## VORLIEGENDER TEXT
┄┄┄┄┄┄┄┄┄┄

Liest man aufmerksam den fast 40 Seiten umfassenden Bericht, so gibt es darin keinerlei Hinweise, dass gerade das Regime des Präsidenten Baschar al-Assad die Opposition und die Zivilbevölkerung einem Giftgasangriff ausgesetzt hat. Dafür aber enthält der Bericht Tatsachen, die aufmerken lassen. Die UN-Experten wiederholen dort auf mehreren Seiten ein und denselben Gedanken: Man habe sie an einen von vielen Leuten zertrampelten Ort gebracht, wo es bereits unmöglich gewesen sei, die Tatbestände glaubwürdig nachzuweisen.
Die UN-Experten ziehen ihre Schlussfolgerungen keinesfalls zugunsten der Version, dass das Assad-Regime die Schuld trage. Sie schreiben: „Die ganze Zeit, solange wir uns am Untersuchungsort befanden, kamen irgendwelche Leute dorthin und brachten neue Beweise. Das zwingt zur Vermutung, dass die Tatbeweise von Ort zu Ort gebracht wurden, und man wahrscheinlich mit ihnen manipuliert hat.“
Der Generalsekretär der Uno, Ban Ki Moon, zog, als er diesen Bericht vorstellte, ebenfalls keine eindeutigen Schlussfolgerungen. Er bezeichnete den Einsatz von C-Waffen lediglich als ein „Kriegsverbrechen“.
„Die Aufgabe der Sellström-Mission (Chef der UN-Expertengruppe ist der schwedische Wissenschaftler Professor Ake Sellström) war es festzustellen, ob und in welchem Umfang C-Waffen eingesetzt wurden, nicht aber, wer sie eingesetzt hatte. Ich kann nur sagen, dass das ein ernsthaftes Verbrechen war.“
Die Experten der Organisation für das C-Waffen-Verbot und der Weltgesundheitsorganisation führten ihre Untersuchung seit dem 26. August durch. Unter anderem stellten sie fest, dass zum Beschuss Geschosse des ehemaligen sowjetischen reaktiven Geschosswerfers RPU-14 genutzt wurden. Syrien hatte derartige Waffensysteme nur bis zum Jahr 1969 erhalten, und sie alle gehören schon lange nicht mehr zur Bewaffnung. Dafür aber befinden sie sich – nach Angaben aus dem Jahren 2010 – in Afghanistan, Ägypten und im Jemen noch immer in der Bewaffnung. In all diesen Ländern existieren aktive Formationen von Al-Qaida, von denen ein Teil in Syrien kämpft. Demnach war es für sie nicht schwer, als Beweisstücke derartige Geschosse dorthin zu bringen.

┄┄┄┄┄┄┄┄┄┄

Einträge mit beschrifteten Boxen:

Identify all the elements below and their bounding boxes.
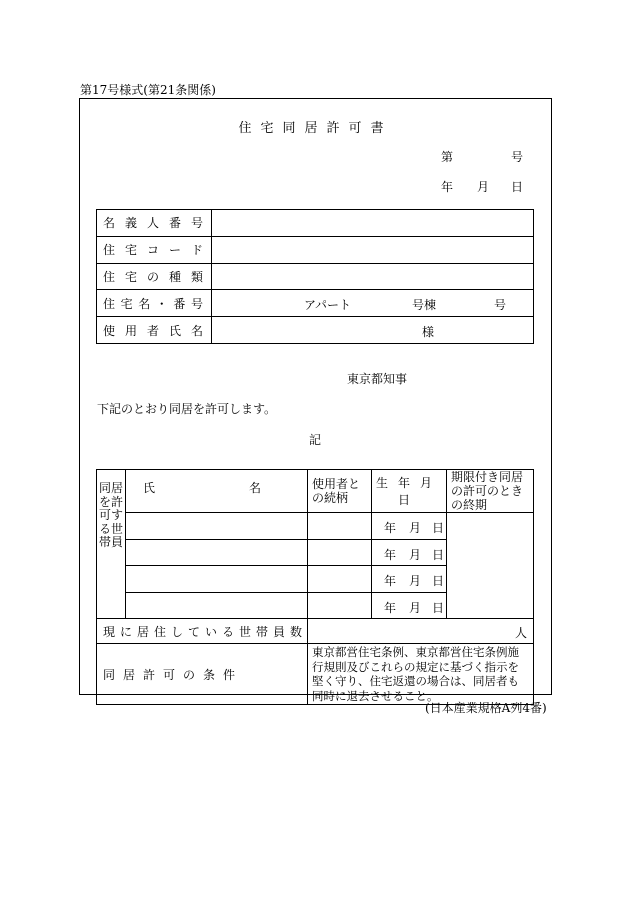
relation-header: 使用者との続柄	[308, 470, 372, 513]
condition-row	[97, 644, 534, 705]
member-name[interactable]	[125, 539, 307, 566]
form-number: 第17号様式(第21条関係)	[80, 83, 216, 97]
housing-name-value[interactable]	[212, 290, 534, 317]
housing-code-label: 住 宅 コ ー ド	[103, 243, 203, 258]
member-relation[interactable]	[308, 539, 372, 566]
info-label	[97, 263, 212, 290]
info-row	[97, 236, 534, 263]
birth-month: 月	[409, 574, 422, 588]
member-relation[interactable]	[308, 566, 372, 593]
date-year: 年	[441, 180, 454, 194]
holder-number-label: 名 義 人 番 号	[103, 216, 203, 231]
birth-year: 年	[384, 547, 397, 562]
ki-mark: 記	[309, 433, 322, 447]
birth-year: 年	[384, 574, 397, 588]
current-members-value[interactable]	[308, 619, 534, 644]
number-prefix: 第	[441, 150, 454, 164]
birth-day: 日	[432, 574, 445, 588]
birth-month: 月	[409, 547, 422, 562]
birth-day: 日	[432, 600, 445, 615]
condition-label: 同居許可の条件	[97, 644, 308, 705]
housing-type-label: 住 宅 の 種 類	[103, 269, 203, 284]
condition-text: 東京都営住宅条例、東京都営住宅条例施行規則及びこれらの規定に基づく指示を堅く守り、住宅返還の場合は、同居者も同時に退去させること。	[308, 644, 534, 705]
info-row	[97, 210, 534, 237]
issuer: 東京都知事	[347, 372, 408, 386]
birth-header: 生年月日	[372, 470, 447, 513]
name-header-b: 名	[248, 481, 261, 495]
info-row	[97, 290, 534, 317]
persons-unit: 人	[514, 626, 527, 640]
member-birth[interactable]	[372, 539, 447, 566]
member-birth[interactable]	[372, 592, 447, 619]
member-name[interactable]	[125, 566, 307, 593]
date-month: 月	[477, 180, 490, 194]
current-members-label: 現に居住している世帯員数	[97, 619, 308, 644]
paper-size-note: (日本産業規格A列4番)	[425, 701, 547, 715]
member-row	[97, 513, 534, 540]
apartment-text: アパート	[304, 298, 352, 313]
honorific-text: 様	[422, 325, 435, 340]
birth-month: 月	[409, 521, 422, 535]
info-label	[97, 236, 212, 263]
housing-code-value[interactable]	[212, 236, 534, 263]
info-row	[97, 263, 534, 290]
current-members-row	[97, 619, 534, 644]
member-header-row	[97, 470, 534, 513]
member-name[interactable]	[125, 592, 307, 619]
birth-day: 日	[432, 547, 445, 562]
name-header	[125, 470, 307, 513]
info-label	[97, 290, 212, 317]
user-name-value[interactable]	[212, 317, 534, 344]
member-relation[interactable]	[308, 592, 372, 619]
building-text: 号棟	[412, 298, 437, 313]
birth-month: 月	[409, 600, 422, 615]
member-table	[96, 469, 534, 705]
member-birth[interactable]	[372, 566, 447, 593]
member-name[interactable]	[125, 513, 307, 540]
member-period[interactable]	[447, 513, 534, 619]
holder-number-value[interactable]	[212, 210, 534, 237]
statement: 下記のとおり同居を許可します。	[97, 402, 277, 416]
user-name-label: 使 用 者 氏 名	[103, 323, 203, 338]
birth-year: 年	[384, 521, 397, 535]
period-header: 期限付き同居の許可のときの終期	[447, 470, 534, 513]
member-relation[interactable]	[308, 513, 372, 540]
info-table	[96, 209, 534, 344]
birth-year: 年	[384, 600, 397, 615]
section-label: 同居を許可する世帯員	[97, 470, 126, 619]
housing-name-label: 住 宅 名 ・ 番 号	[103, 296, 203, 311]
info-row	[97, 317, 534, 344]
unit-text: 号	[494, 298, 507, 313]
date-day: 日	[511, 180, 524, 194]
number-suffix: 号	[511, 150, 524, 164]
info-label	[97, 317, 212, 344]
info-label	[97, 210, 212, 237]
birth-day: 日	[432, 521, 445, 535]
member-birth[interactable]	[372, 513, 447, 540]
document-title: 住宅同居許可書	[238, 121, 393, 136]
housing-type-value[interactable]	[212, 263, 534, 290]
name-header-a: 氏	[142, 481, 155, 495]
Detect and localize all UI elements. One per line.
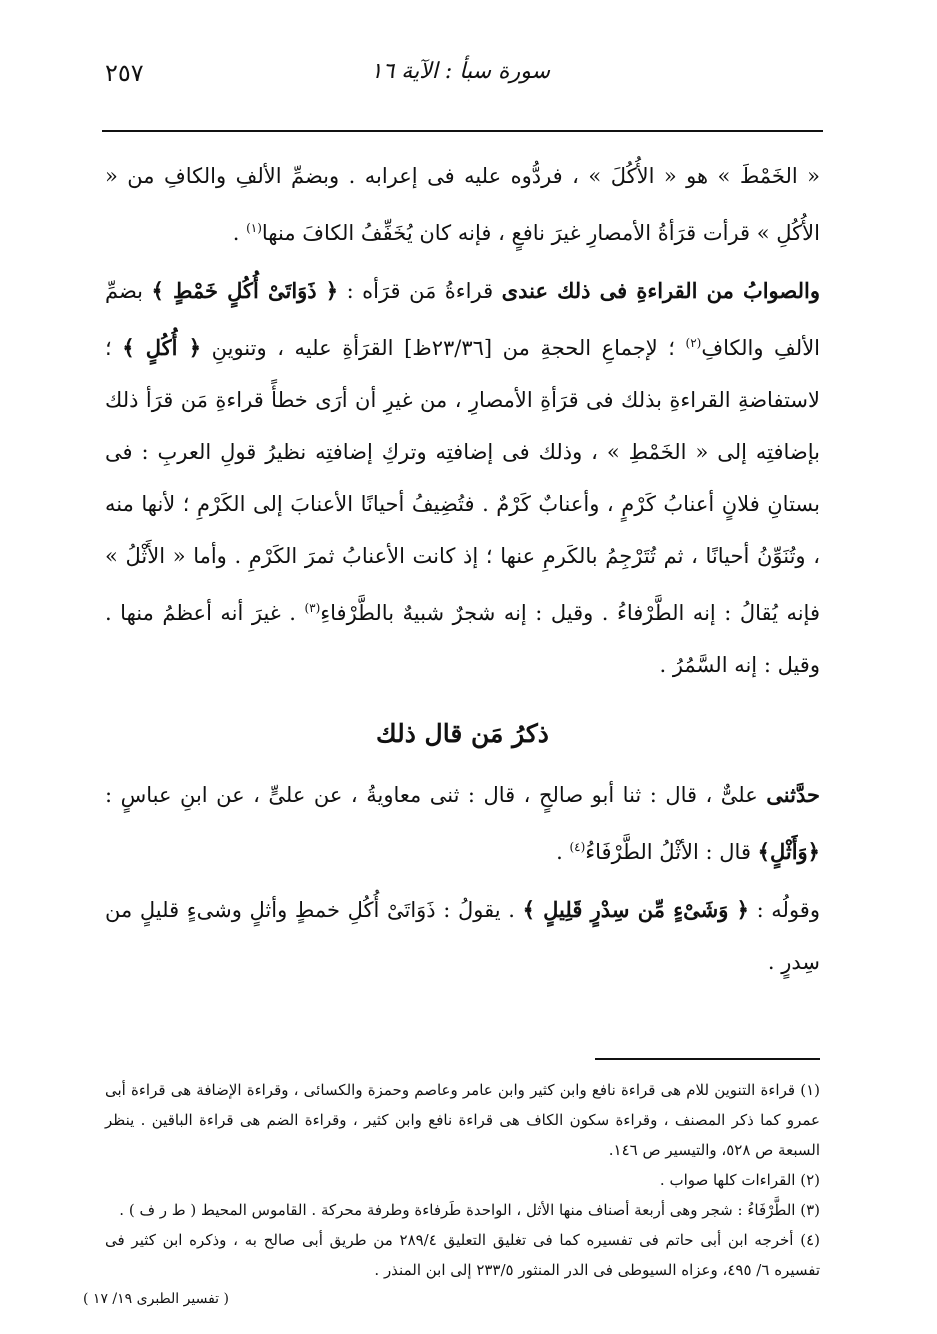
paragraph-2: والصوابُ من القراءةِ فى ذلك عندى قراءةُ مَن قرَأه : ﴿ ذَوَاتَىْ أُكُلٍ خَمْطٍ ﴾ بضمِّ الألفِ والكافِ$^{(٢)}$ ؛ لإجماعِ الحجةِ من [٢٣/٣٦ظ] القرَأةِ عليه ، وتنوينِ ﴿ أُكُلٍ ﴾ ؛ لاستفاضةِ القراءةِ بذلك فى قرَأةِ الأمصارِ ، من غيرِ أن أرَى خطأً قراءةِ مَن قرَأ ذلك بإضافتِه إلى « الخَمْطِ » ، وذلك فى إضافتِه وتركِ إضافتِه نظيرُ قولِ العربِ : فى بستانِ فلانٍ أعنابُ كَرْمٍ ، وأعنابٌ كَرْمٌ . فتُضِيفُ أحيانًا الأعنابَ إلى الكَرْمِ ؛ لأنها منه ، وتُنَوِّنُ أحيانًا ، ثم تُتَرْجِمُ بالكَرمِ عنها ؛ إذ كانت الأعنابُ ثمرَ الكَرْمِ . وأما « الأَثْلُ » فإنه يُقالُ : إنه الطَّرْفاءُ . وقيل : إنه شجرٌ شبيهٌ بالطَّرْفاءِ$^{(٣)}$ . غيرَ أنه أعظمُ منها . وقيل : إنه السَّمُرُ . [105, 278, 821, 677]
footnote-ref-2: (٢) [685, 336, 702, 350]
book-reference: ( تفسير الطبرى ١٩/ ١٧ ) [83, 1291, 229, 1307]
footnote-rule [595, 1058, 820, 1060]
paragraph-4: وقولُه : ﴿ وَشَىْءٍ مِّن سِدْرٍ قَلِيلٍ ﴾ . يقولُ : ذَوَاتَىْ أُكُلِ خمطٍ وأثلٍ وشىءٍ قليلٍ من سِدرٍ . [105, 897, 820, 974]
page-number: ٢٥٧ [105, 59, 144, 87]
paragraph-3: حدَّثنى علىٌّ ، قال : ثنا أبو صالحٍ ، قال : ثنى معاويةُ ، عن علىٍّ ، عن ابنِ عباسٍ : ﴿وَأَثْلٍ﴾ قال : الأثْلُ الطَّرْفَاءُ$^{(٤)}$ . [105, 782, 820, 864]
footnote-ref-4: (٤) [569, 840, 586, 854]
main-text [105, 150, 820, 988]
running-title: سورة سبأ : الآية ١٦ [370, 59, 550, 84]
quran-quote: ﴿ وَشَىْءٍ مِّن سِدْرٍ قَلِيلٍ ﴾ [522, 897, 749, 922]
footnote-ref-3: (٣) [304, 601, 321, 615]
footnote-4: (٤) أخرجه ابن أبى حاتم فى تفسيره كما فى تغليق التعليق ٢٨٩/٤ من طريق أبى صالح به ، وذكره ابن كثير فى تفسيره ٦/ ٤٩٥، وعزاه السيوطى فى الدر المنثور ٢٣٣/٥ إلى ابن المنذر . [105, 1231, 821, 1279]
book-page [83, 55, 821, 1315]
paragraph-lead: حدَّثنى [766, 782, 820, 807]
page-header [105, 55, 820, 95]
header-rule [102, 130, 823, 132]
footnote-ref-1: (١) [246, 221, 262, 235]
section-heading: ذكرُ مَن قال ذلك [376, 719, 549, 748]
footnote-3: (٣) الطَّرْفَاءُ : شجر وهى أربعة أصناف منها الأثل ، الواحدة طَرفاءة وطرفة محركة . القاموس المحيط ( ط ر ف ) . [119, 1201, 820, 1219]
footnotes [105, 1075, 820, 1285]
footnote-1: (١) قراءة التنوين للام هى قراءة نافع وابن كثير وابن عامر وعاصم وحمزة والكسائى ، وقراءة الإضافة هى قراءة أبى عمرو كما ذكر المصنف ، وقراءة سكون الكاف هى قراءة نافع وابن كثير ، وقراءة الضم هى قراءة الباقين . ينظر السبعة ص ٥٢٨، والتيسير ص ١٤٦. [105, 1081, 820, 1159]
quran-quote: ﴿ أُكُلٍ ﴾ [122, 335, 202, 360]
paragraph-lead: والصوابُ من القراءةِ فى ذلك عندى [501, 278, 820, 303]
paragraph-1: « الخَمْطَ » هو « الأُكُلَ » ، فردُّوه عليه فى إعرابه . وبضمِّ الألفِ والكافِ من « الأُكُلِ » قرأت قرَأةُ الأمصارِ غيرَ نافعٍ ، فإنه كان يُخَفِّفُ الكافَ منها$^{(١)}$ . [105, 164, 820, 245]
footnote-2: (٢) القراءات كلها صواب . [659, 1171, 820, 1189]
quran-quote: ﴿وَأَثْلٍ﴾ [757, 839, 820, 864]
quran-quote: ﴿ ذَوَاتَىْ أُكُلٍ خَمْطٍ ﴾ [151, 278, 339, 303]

┄┄┄┄┄┄┄┄┄┄

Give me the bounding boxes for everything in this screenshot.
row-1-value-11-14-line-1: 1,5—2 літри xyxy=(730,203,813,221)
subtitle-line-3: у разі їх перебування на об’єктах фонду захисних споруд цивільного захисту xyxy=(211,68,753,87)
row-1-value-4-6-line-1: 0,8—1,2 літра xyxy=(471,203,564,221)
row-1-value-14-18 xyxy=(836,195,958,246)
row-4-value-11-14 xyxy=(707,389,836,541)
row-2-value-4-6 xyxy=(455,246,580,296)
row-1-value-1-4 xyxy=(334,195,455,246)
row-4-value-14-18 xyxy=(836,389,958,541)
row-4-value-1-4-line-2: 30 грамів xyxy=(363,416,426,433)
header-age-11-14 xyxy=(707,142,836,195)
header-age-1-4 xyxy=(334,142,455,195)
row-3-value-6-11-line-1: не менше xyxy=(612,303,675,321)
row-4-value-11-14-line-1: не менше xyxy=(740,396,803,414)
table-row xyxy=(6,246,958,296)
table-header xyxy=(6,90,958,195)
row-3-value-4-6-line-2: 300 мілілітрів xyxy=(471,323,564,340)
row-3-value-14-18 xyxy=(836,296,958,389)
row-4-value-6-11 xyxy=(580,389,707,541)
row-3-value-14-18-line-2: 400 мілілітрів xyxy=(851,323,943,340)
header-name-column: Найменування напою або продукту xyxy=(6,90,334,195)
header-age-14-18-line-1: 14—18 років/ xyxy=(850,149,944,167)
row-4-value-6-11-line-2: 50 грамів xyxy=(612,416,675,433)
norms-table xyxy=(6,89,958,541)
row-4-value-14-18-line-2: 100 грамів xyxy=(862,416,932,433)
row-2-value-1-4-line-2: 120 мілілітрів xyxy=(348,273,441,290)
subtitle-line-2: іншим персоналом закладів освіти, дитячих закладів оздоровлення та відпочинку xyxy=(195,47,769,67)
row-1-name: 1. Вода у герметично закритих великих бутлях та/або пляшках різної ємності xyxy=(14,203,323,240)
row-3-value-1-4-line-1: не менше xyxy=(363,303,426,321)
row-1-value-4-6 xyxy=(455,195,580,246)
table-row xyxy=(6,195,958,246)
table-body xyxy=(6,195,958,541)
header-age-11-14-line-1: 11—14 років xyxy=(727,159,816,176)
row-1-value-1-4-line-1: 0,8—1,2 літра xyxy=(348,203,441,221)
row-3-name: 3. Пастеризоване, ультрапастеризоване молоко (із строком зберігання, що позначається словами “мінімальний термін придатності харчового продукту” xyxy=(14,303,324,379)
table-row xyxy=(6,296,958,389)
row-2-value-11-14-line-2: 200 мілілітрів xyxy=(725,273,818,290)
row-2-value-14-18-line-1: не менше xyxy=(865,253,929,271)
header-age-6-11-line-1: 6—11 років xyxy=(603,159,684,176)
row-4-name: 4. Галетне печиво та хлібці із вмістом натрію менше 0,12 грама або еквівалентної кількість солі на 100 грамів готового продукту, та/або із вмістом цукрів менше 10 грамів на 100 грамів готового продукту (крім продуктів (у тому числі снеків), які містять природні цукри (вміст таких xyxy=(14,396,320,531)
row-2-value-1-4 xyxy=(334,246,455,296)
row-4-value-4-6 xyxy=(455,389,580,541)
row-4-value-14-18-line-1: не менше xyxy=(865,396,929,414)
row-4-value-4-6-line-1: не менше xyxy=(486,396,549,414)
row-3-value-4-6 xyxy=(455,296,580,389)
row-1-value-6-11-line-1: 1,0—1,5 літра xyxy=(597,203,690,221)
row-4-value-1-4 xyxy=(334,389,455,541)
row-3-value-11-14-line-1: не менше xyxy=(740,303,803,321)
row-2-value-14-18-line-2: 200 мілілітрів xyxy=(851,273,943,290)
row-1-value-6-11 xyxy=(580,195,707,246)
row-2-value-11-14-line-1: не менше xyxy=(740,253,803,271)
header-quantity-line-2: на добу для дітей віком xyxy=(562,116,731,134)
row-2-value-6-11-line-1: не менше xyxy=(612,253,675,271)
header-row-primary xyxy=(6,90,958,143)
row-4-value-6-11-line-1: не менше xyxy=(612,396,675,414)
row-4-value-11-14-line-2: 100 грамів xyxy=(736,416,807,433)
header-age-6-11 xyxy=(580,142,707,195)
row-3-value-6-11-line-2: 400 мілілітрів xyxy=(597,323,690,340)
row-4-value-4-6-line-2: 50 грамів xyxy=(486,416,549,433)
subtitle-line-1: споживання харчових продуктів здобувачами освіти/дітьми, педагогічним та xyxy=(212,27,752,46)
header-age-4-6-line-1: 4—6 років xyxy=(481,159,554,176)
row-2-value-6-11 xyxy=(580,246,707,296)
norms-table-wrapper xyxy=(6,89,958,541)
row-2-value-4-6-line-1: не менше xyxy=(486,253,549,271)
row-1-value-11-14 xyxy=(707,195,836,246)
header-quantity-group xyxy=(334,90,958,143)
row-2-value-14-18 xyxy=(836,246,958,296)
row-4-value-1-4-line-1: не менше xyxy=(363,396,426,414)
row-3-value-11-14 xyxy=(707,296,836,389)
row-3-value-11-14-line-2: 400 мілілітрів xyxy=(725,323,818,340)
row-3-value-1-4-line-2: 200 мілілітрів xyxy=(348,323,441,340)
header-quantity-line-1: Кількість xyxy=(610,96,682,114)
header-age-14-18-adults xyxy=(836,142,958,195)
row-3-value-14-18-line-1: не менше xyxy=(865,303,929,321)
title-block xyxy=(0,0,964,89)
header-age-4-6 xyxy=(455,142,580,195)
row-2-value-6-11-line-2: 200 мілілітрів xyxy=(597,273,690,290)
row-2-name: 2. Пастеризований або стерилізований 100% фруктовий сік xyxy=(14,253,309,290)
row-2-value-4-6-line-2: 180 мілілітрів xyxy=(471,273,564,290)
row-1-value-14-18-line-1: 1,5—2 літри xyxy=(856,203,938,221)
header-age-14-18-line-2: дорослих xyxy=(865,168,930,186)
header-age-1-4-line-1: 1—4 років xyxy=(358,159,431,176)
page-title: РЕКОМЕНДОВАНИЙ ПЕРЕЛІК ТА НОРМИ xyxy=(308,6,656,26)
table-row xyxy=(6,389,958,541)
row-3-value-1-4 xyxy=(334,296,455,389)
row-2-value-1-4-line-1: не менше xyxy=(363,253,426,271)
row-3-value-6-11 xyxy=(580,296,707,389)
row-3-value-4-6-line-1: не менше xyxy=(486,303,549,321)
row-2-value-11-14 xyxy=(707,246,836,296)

┄┄┄┄┄┄┄┄┄┄

## AUFGABENSTELLUNG
Schreib den Abschnitt des vorliegenden Textes, beginnend bei "Liest man aufmerksam" und endend bei "Tatbestände glaubwürdig nachzuweisen.", noch einmal ab und tausche dabei "Giftgasangriff" gegen "Chemiewaffenangriff" aus. Die Einträge stehen in keinem Zusammenhang mit dem Text.

## MUSTERLÖSUNG
Liest man aufmerksam den fast 40 Seiten umfassenden Bericht, so gibt es darin keinerlei Hinweise, dass gerade das Regime des Präsidenten Baschar al-Assad die Opposition und die Zivilbevölkerung einem Chemiewaffenangriff ausgesetzt hat. Dafür aber enthält der Bericht Tatsachen, die aufmerken lassen. Die UN-Experten wiederholen dort auf mehreren Seiten ein und denselben Gedanken: Man habe sie an einen von vielen Leuten zertrampelten Ort gebracht, wo es bereits unmöglich gewesen sei, die Tatbestände glaubwürdig nachzuweisen.